STORED ROWS
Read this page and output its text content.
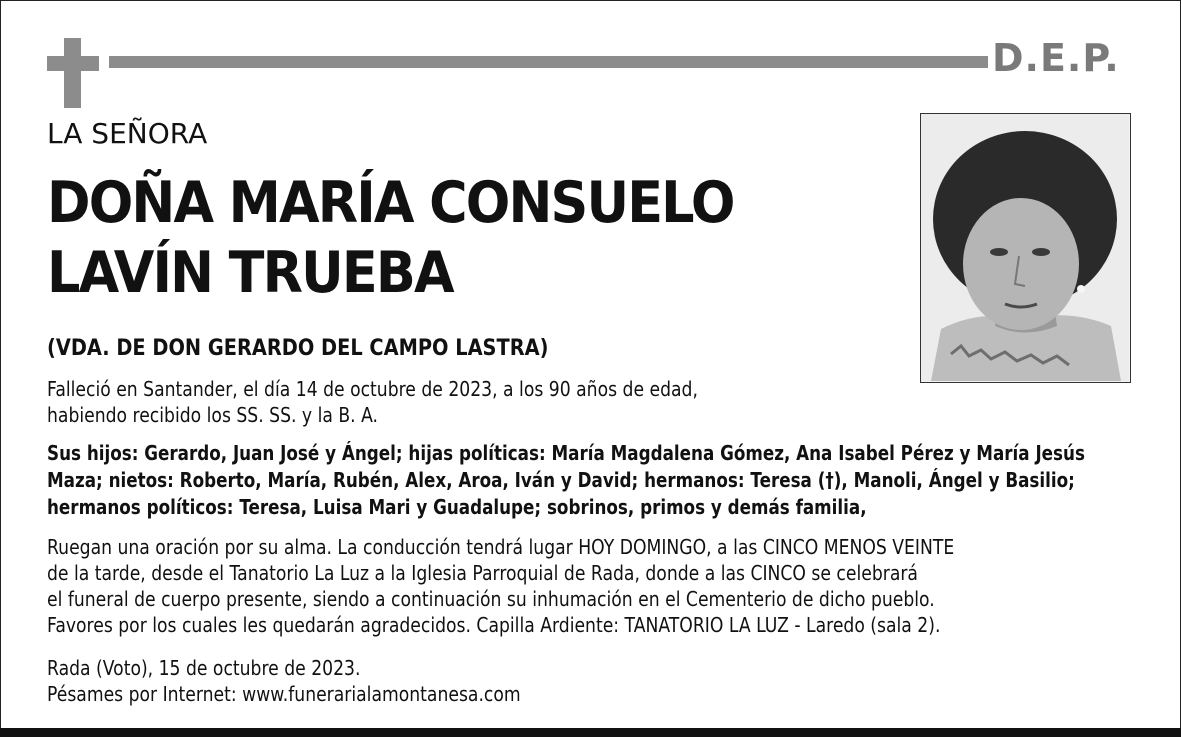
D.E.P.
LA SEÑORA
DOÑA MARÍA CONSUELO
LAVÍN TRUEBA
(VDA. DE DON GERARDO DEL CAMPO LASTRA)
Falleció en Santander, el día 14 de octubre de 2023, a los 90 años de edad,
habiendo recibido los SS. SS. y la B. A.
Sus hijos: Gerardo, Juan José y Ángel; hijas políticas: María Magdalena Gómez, Ana Isabel Pérez y María Jesús
Maza; nietos: Roberto, María, Rubén, Alex, Aroa, Iván y David; hermanos: Teresa (†), Manoli, Ángel y Basilio;
hermanos políticos: Teresa, Luisa Mari y Guadalupe; sobrinos, primos y demás familia,
Ruegan una oración por su alma. La conducción tendrá lugar HOY DOMINGO, a las CINCO MENOS VEINTE
de la tarde, desde el Tanatorio La Luz a la Iglesia Parroquial de Rada, donde a las CINCO se celebrará
el funeral de cuerpo presente, siendo a continuación su inhumación en el Cementerio de dicho pueblo.
Favores por los cuales les quedarán agradecidos. Capilla Ardiente: TANATORIO LA LUZ - Laredo (sala 2).
Rada (Voto), 15 de octubre de 2023.
Pésames por Internet: www.funerarialamontanesa.com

PROMPT
Repeat each record exactly, with the pictures left out.

ANSWER TO THE EXERCISE
Read this page and output its text content.
D.E.P.
LA SEÑORA
DOÑA MARÍA CONSUELO
LAVÍN TRUEBA
(VDA. DE DON GERARDO DEL CAMPO LASTRA)
Falleció en Santander, el día 14 de octubre de 2023, a los 90 años de edad,
habiendo recibido los SS. SS. y la B. A.
Sus hijos: Gerardo, Juan José y Ángel; hijas políticas: María Magdalena Gómez, Ana Isabel Pérez y María Jesús
Maza; nietos: Roberto, María, Rubén, Alex, Aroa, Iván y David; hermanos: Teresa (†), Manoli, Ángel y Basilio;
hermanos políticos: Teresa, Luisa Mari y Guadalupe; sobrinos, primos y demás familia,
Ruegan una oración por su alma. La conducción tendrá lugar HOY DOMINGO, a las CINCO MENOS VEINTE
de la tarde, desde el Tanatorio La Luz a la Iglesia Parroquial de Rada, donde a las CINCO se celebrará
el funeral de cuerpo presente, siendo a continuación su inhumación en el Cementerio de dicho pueblo.
Favores por los cuales les quedarán agradecidos. Capilla Ardiente: TANATORIO LA LUZ - Laredo (sala 2).
Rada (Voto), 15 de octubre de 2023.
Pésames por Internet: www.funerarialamontanesa.com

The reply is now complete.